### [BRIEF]
How many lines of the data include the string "推拉杆受压与受弯曲"? State the number and nothing else.

------------------------------------

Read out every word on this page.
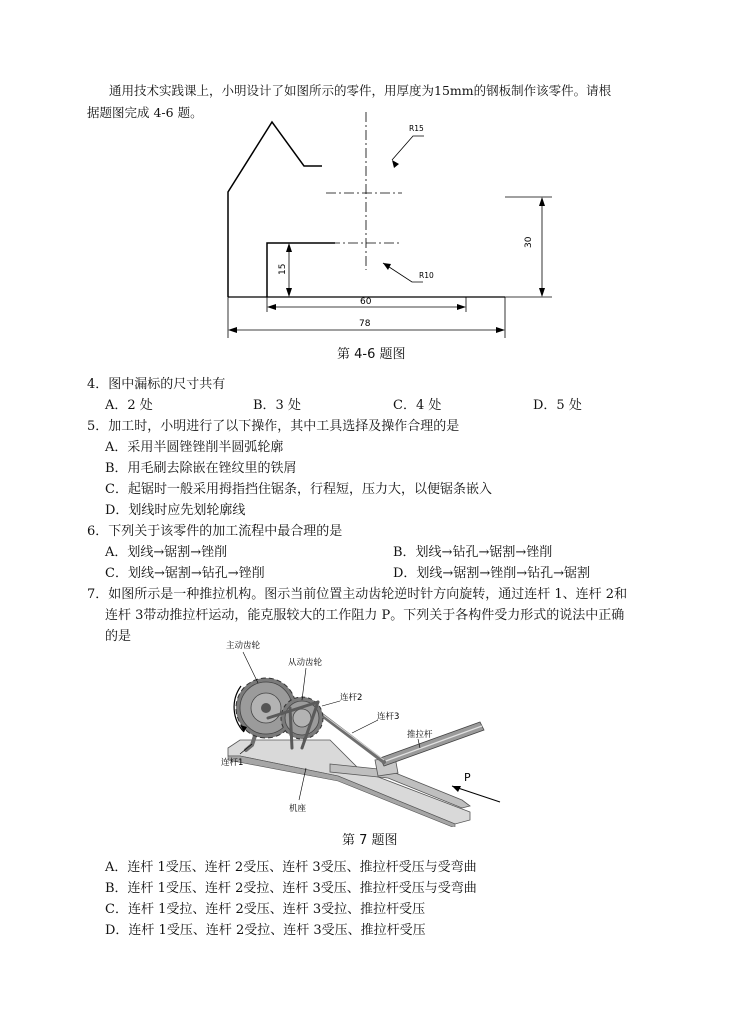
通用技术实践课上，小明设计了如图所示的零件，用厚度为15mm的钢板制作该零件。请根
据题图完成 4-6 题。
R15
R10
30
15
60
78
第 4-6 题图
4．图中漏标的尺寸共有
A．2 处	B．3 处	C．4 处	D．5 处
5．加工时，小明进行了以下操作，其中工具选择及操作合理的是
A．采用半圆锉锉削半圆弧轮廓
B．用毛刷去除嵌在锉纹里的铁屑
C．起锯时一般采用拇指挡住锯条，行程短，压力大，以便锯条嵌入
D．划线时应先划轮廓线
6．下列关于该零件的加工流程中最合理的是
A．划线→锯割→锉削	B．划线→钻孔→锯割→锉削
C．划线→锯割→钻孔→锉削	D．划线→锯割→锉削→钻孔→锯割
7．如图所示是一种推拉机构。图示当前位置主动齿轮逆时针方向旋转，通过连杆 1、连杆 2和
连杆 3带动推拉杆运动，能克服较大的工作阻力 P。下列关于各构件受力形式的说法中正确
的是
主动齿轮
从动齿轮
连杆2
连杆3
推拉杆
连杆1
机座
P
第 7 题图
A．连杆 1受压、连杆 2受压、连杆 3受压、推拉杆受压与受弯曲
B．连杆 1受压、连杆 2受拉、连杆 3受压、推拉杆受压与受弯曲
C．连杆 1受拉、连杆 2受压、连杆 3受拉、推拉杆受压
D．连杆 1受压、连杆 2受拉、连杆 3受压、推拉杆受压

------------------------------------

### [RESPONSE TO THE TASK]
2